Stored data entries
····················
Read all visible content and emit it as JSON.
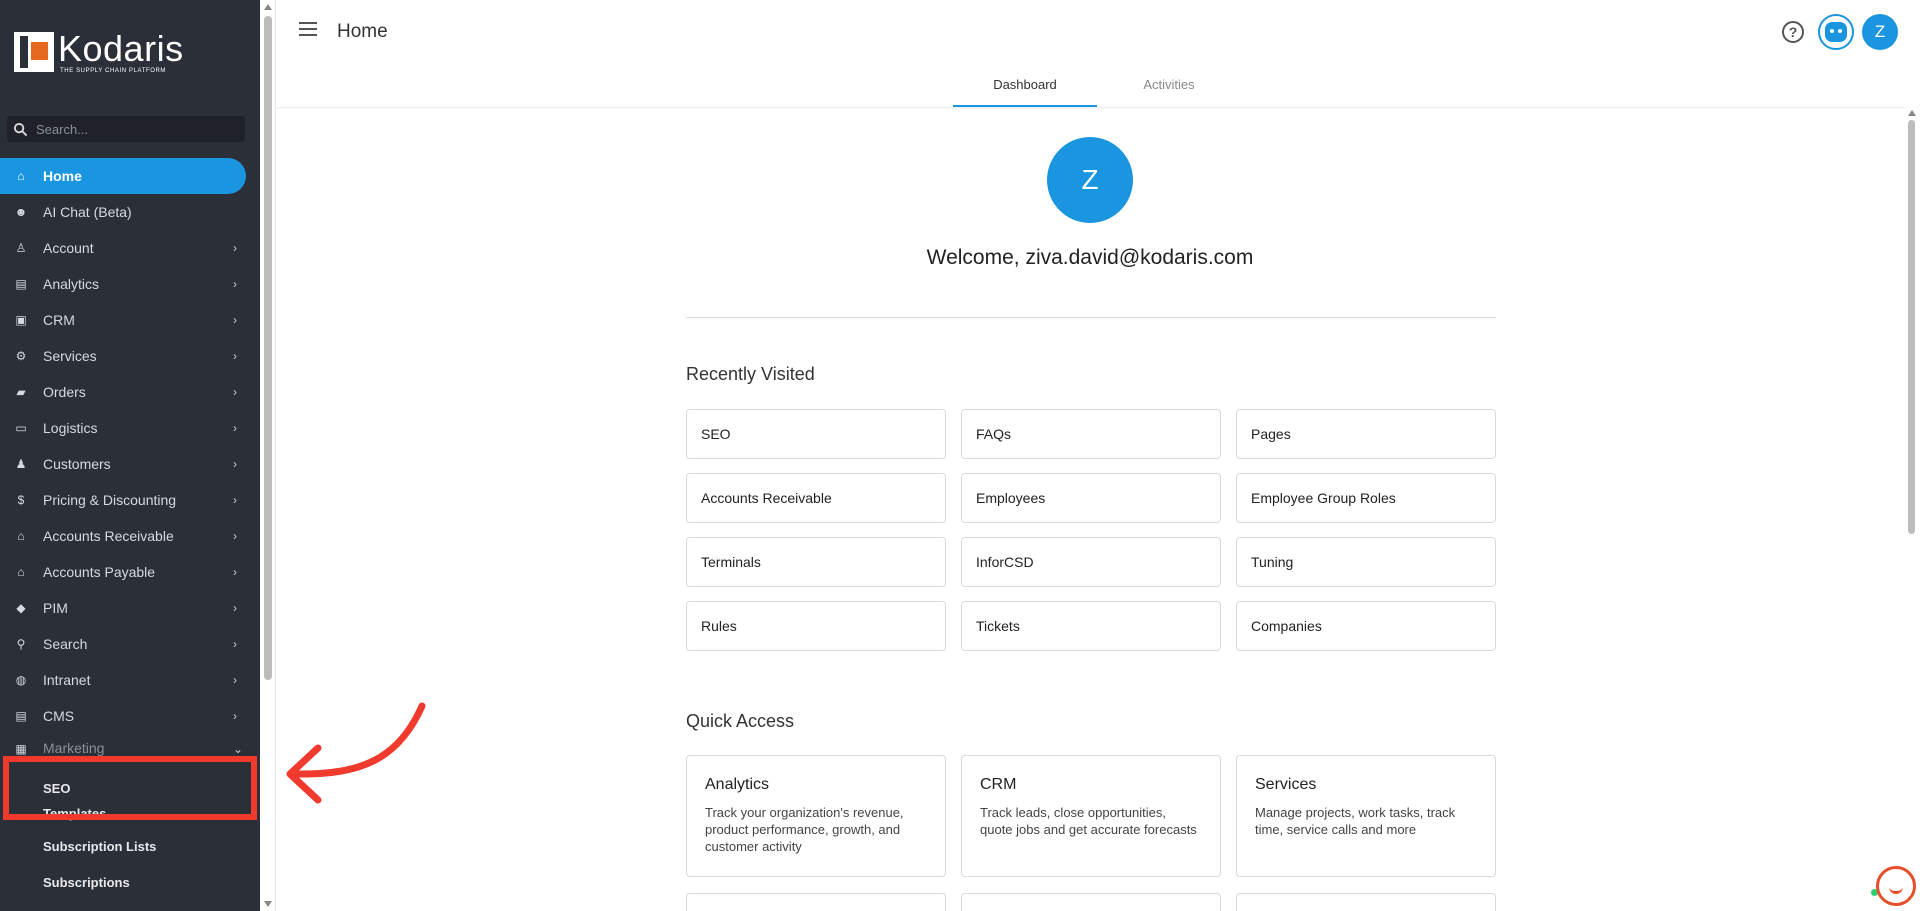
{
  "brand": {
    "name": "Kodaris",
    "tagline": "THE SUPPLY CHAIN PLATFORM"
  },
  "search": {
    "placeholder": "Search..."
  },
  "sidebar": {
    "items": [
      {
        "label": "Home",
        "icon": "home-icon",
        "active": true,
        "expandable": false
      },
      {
        "label": "AI Chat (Beta)",
        "icon": "robot-icon",
        "active": false,
        "expandable": false
      },
      {
        "label": "Account",
        "icon": "person-icon",
        "active": false,
        "expandable": true
      },
      {
        "label": "Analytics",
        "icon": "analytics-icon",
        "active": false,
        "expandable": true
      },
      {
        "label": "CRM",
        "icon": "contact-card-icon",
        "active": false,
        "expandable": true
      },
      {
        "label": "Services",
        "icon": "gears-icon",
        "active": false,
        "expandable": true
      },
      {
        "label": "Orders",
        "icon": "truck-icon",
        "active": false,
        "expandable": true
      },
      {
        "label": "Logistics",
        "icon": "delivery-icon",
        "active": false,
        "expandable": true
      },
      {
        "label": "Customers",
        "icon": "people-icon",
        "active": false,
        "expandable": true
      },
      {
        "label": "Pricing & Discounting",
        "icon": "dollar-icon",
        "active": false,
        "expandable": true
      },
      {
        "label": "Accounts Receivable",
        "icon": "bank-icon",
        "active": false,
        "expandable": true
      },
      {
        "label": "Accounts Payable",
        "icon": "bank-icon",
        "active": false,
        "expandable": true
      },
      {
        "label": "PIM",
        "icon": "tag-icon",
        "active": false,
        "expandable": true
      },
      {
        "label": "Search",
        "icon": "search-icon",
        "active": false,
        "expandable": true
      },
      {
        "label": "Intranet",
        "icon": "globe-icon",
        "active": false,
        "expandable": true
      },
      {
        "label": "CMS",
        "icon": "cms-icon",
        "active": false,
        "expandable": true
      },
      {
        "label": "Marketing",
        "icon": "marketing-icon",
        "active": false,
        "expandable": true
      }
    ],
    "marketing_sub": [
      {
        "label": "SEO"
      },
      {
        "label": "Templates"
      },
      {
        "label": "Subscription Lists"
      },
      {
        "label": "Subscriptions"
      }
    ]
  },
  "header": {
    "title": "Home",
    "help_label": "?",
    "user_initial": "Z"
  },
  "tabs": [
    {
      "label": "Dashboard",
      "active": true
    },
    {
      "label": "Activities",
      "active": false
    }
  ],
  "welcome": {
    "avatar_initial": "Z",
    "text": "Welcome, ziva.david@kodaris.com"
  },
  "recently_visited": {
    "title": "Recently Visited",
    "items": [
      "SEO",
      "FAQs",
      "Pages",
      "Accounts Receivable",
      "Employees",
      "Employee Group Roles",
      "Terminals",
      "InforCSD",
      "Tuning",
      "Rules",
      "Tickets",
      "Companies"
    ]
  },
  "quick_access": {
    "title": "Quick Access",
    "items": [
      {
        "title": "Analytics",
        "desc": "Track your organization's revenue, product performance, growth, and customer activity"
      },
      {
        "title": "CRM",
        "desc": "Track leads, close opportunities, quote jobs and get accurate forecasts"
      },
      {
        "title": "Services",
        "desc": "Manage projects, work tasks, track time, service calls and more"
      }
    ]
  },
  "colors": {
    "accent": "#1a95e0",
    "sidebar_bg": "#2b3038",
    "highlight": "#f03a2e",
    "brand_orange": "#e56a1f"
  }
}
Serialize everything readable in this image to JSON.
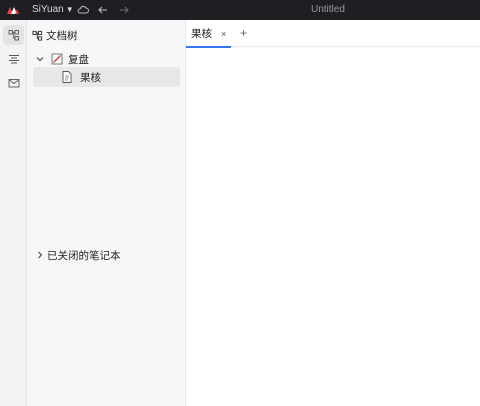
{
  "titlebar": {
    "app_name": "SiYuan",
    "window_title": "Untitled",
    "icons": [
      "siyuan-logo",
      "chevron-down-icon",
      "cloud-icon",
      "back-arrow-icon",
      "forward-arrow-icon"
    ],
    "background": "#1f1f23"
  },
  "dock": {
    "items": [
      "file-tree-icon",
      "outline-icon",
      "inbox-icon"
    ]
  },
  "tree": {
    "title": "文档树",
    "notebook": {
      "name": "复盘",
      "expanded": true
    },
    "documents": [
      {
        "name": "果核",
        "selected": true
      }
    ],
    "closed_notebooks_label": "已关闭的笔记本"
  },
  "editor": {
    "tabs": [
      {
        "label": "果核",
        "active": true
      }
    ],
    "add_tab_symbol": "+",
    "close_symbol": "×",
    "accent": "#3575f0"
  }
}
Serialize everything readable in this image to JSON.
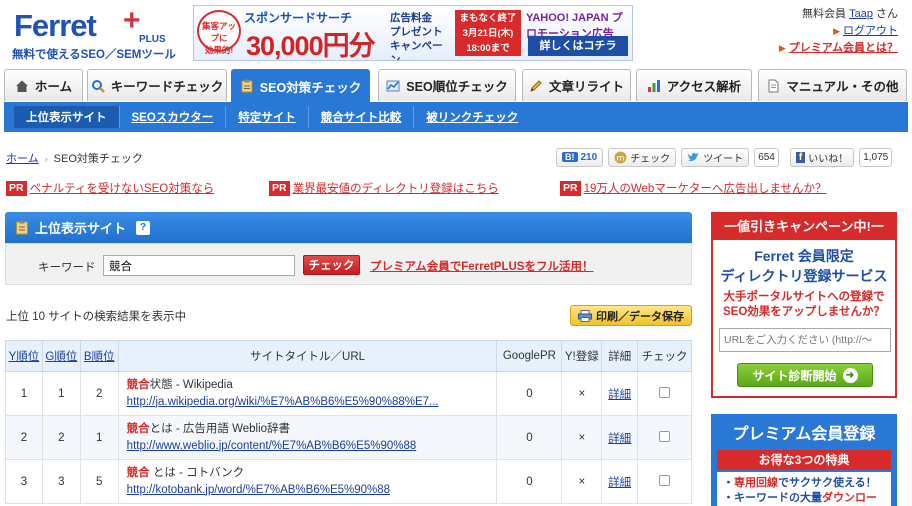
{
  "logo": {
    "word": "Ferret",
    "plus_word": "PLUS",
    "subtitle": "無料で使えるSEO／SEMツール"
  },
  "banner": {
    "badge_line1": "集客アップに",
    "badge_line2": "効果的!",
    "title": "スポンサードサーチ",
    "price": "30,000円分",
    "mid_line1": "広告料金",
    "mid_line2": "プレゼント",
    "mid_line3": "キャンペーン",
    "deadline_line1": "まもなく終了",
    "deadline_line2": "3月21日(木)",
    "deadline_line3": "18:00まで",
    "partner": "YAHOO! JAPAN プロモーション広告",
    "details_button": "詳しくはコチラ"
  },
  "user": {
    "member_type": "無料会員",
    "name": "Taap",
    "honorific": "さん",
    "logout": "ログアウト",
    "premium_link": "プレミアム会員とは？"
  },
  "tabs": [
    {
      "label": "ホーム",
      "icon": "home-icon"
    },
    {
      "label": "キーワードチェック",
      "icon": "magnifier-icon"
    },
    {
      "label": "SEO対策チェック",
      "icon": "clipboard-icon",
      "active": true
    },
    {
      "label": "SEO順位チェック",
      "icon": "chart-icon"
    },
    {
      "label": "文章リライト",
      "icon": "pencil-icon"
    },
    {
      "label": "アクセス解析",
      "icon": "bar-chart-icon"
    },
    {
      "label": "マニュアル・その他",
      "icon": "document-icon"
    }
  ],
  "subnav": [
    "上位表示サイト",
    "SEOスカウター",
    "特定サイト",
    "競合サイト比較",
    "被リンクチェック"
  ],
  "breadcrumb": {
    "home": "ホーム",
    "current": "SEO対策チェック"
  },
  "social": {
    "hatena_label": "B!",
    "hatena_count": "210",
    "check_label": "チェック",
    "tweet_label": "ツイート",
    "tweet_count": "654",
    "like_label": "いいね！",
    "like_count": "1,075"
  },
  "pr": [
    {
      "badge": "PR",
      "text": "ペナルティを受けないSEO対策なら"
    },
    {
      "badge": "PR",
      "text": "業界最安値のディレクトリ登録はこちら"
    },
    {
      "badge": "PR",
      "text": "19万人のWebマーケターへ広告出しませんか？"
    }
  ],
  "panel": {
    "title": "上位表示サイト",
    "help": "?",
    "keyword_label": "キーワード",
    "keyword_value": "競合",
    "check_button": "チェック",
    "premium_cta": "プレミアム会員でFerretPLUSをフル活用！",
    "summary": "上位 10 サイトの検索結果を表示中",
    "print_button": "印刷／データ保存"
  },
  "table": {
    "headers": [
      "Y順位",
      "G順位",
      "B順位",
      "サイトタイトル／URL",
      "GooglePR",
      "Y!登録",
      "詳細",
      "チェック"
    ],
    "rows": [
      {
        "y": "1",
        "g": "1",
        "b": "2",
        "title_kw": "競合",
        "title_rest": "状態 - Wikipedia",
        "url": "http://ja.wikipedia.org/wiki/%E7%AB%B6%E5%90%88%E7...",
        "pr": "0",
        "yreg": "×",
        "detail": "詳細"
      },
      {
        "y": "2",
        "g": "2",
        "b": "1",
        "title_kw": "競合",
        "title_rest": "とは - 広告用語 Weblio辞書",
        "url": "http://www.weblio.jp/content/%E7%AB%B6%E5%90%88",
        "pr": "0",
        "yreg": "×",
        "detail": "詳細"
      },
      {
        "y": "3",
        "g": "3",
        "b": "5",
        "title_kw": "競合",
        "title_rest": " とは - コトバンク",
        "url": "http://kotobank.jp/word/%E7%AB%B6%E5%90%88",
        "pr": "0",
        "yreg": "×",
        "detail": "詳細"
      }
    ]
  },
  "sidebar": {
    "campaign_header": "一値引きキャンペーン中!一",
    "service_line1": "Ferret 会員限定",
    "service_line2": "ディレクトリ登録サービス",
    "service_desc1": "大手ポータルサイトへの登録で",
    "service_desc2": "SEO効果をアップしませんか？",
    "url_placeholder": "URLをご入力ください (http://～",
    "diagnose_button": "サイト診断開始",
    "premium_header": "プレミアム会員登録",
    "benefits_header": "お得な3つの特典",
    "benefit1_hl": "専用回線",
    "benefit1_rest": "でサクサク使える！",
    "benefit2_prefix": "キーワードの大量",
    "benefit2_hl": "ダウンロード!"
  },
  "colors": {
    "brand_blue": "#2a78d6",
    "accent_red": "#d72a2a",
    "link_blue": "#1c3ea0"
  }
}
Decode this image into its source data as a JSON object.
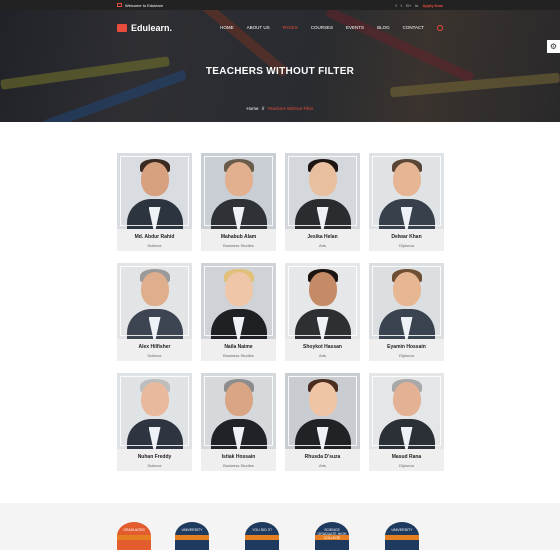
{
  "topbar": {
    "welcome": "Welcome to Edulearn",
    "social_icons": [
      "facebook-icon",
      "twitter-icon",
      "google-plus-icon",
      "linkedin-icon"
    ],
    "apply": "Apply Now"
  },
  "nav": {
    "logo": "Edulearn.",
    "items": [
      "HOME",
      "ABOUT US",
      "PAGES",
      "COURSES",
      "EVENTS",
      "BLOG",
      "CONTACT"
    ],
    "active": "PAGES"
  },
  "hero": {
    "title": "TEACHERS WITHOUT FILTER",
    "breadcrumb_home": "Home",
    "breadcrumb_sep": "//",
    "breadcrumb_current": "Teachers Without Filter"
  },
  "colors": {
    "accent": "#e74c3c",
    "dark": "#222222",
    "navy": "#1f3a5f"
  },
  "teachers": [
    {
      "name": "Md. Abdur Rahid",
      "dept": "Science"
    },
    {
      "name": "Mahabub Alam",
      "dept": "Business Studies"
    },
    {
      "name": "Jesika Helan",
      "dept": "Arts"
    },
    {
      "name": "Delwar Khan",
      "dept": "Diploma"
    },
    {
      "name": "Alex Hilfisher",
      "dept": "Science"
    },
    {
      "name": "Naila Naime",
      "dept": "Business Studies"
    },
    {
      "name": "Shoykot Hassan",
      "dept": "Arts"
    },
    {
      "name": "Eyamin Hossain",
      "dept": "Diploma"
    },
    {
      "name": "Nuhan Freddy",
      "dept": "Science"
    },
    {
      "name": "Istiak Hossain",
      "dept": "Business Studies"
    },
    {
      "name": "Rhusda D'suza",
      "dept": "Arts"
    },
    {
      "name": "Masud Rana",
      "dept": "Diploma"
    }
  ],
  "badges": [
    "GRADUATES",
    "UNIVERSITY",
    "YOU DID IT!",
    "SCIENCE GRADUATE HIGH COLLEGE",
    "UNIVERSITY"
  ]
}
····················
__Exercise instructions__
Copy out all lines that carry the word "Edulearn".

__Correct output__
    "welcome": "Welcome to Edulearn",
    "logo": "Edulearn.",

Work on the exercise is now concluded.